### Work to be completed
Every entry must be given again exactly.

### Exercise materials
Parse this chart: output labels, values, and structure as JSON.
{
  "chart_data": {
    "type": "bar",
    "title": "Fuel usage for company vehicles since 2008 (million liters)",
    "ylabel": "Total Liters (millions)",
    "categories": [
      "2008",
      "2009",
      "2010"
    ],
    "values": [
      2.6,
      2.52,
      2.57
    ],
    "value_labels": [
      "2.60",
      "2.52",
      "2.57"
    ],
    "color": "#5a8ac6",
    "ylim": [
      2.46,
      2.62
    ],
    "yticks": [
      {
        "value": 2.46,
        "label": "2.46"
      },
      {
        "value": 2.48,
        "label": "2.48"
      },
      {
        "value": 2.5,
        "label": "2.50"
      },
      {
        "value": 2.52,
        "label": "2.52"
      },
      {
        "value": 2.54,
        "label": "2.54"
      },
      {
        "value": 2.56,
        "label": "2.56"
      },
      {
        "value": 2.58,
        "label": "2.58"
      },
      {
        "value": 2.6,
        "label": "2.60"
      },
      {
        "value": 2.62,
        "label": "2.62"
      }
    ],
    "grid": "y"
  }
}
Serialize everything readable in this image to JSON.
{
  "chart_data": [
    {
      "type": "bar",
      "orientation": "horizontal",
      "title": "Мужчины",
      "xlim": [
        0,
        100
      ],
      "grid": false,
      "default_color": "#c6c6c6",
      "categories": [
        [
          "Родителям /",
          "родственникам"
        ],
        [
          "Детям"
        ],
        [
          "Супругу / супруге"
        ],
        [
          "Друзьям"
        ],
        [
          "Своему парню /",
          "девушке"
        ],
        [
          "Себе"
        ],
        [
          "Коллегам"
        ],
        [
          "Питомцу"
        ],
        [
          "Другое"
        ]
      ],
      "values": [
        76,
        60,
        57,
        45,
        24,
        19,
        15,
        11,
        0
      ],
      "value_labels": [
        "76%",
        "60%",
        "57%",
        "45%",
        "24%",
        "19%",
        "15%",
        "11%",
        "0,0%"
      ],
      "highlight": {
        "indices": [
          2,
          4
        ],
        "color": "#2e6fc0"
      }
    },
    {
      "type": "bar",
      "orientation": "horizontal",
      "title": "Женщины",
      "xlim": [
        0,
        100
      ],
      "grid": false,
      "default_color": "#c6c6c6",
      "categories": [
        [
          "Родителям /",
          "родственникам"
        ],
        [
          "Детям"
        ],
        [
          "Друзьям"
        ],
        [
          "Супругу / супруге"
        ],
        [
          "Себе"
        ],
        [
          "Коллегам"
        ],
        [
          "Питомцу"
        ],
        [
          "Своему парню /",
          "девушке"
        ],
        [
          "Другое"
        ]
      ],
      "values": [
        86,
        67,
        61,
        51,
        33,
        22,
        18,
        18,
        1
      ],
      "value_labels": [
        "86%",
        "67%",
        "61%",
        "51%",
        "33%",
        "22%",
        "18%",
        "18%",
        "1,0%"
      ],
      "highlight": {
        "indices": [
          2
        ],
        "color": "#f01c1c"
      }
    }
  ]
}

### Answer to the task
Parse this chart: output labels, values, and structure as JSON.
{
  "chart_data": {
    "type": "bar",
    "title": "Fuel usage for company vehicles since 2008 (million liters)",
    "ylabel": "Total Liters (millions)",
    "categories": [
      "2008",
      "2009",
      "2010"
    ],
    "values": [
      2.6,
      2.52,
      2.57
    ],
    "value_labels": [
      "2.60",
      "2.52",
      "2.57"
    ],
    "color": "#5a8ac6",
    "ylim": [
      2.46,
      2.62
    ],
    "yticks": [
      {
        "value": 2.46,
        "label": "2.46"
      },
      {
        "value": 2.48,
        "label": "2.48"
      },
      {
        "value": 2.5,
        "label": "2.50"
      },
      {
        "value": 2.52,
        "label": "2.52"
      },
      {
        "value": 2.54,
        "label": "2.54"
      },
      {
        "value": 2.56,
        "label": "2.56"
      },
      {
        "value": 2.58,
        "label": "2.58"
      },
      {
        "value": 2.6,
        "label": "2.60"
      },
      {
        "value": 2.62,
        "label": "2.62"
      }
    ],
    "grid": "y"
  }
}
Serialize everything readable in this image to JSON.
{
  "chart_data": [
    {
      "type": "bar",
      "orientation": "horizontal",
      "title": "Мужчины",
      "xlim": [
        0,
        100
      ],
      "grid": false,
      "default_color": "#c6c6c6",
      "categories": [
        [
          "Родителям /",
          "родственникам"
        ],
        [
          "Детям"
        ],
        [
          "Супругу / супруге"
        ],
        [
          "Друзьям"
        ],
        [
          "Своему парню /",
          "девушке"
        ],
        [
          "Себе"
        ],
        [
          "Коллегам"
        ],
        [
          "Питомцу"
        ],
        [
          "Другое"
        ]
      ],
      "values": [
        76,
        60,
        57,
        45,
        24,
        19,
        15,
        11,
        0
      ],
      "value_labels": [
        "76%",
        "60%",
        "57%",
        "45%",
        "24%",
        "19%",
        "15%",
        "11%",
        "0,0%"
      ],
      "highlight": {
        "indices": [
          2,
          4
        ],
        "color": "#2e6fc0"
      }
    },
    {
      "type": "bar",
      "orientation": "horizontal",
      "title": "Женщины",
      "xlim": [
        0,
        100
      ],
      "grid": false,
      "default_color": "#c6c6c6",
      "categories": [
        [
          "Родителям /",
          "родственникам"
        ],
        [
          "Детям"
        ],
        [
          "Друзьям"
        ],
        [
          "Супругу / супруге"
        ],
        [
          "Себе"
        ],
        [
          "Коллегам"
        ],
        [
          "Питомцу"
        ],
        [
          "Своему парню /",
          "девушке"
        ],
        [
          "Другое"
        ]
      ],
      "values": [
        86,
        67,
        61,
        51,
        33,
        22,
        18,
        18,
        1
      ],
      "value_labels": [
        "86%",
        "67%",
        "61%",
        "51%",
        "33%",
        "22%",
        "18%",
        "18%",
        "1,0%"
      ],
      "highlight": {
        "indices": [
          2
        ],
        "color": "#f01c1c"
      }
    }
  ]
}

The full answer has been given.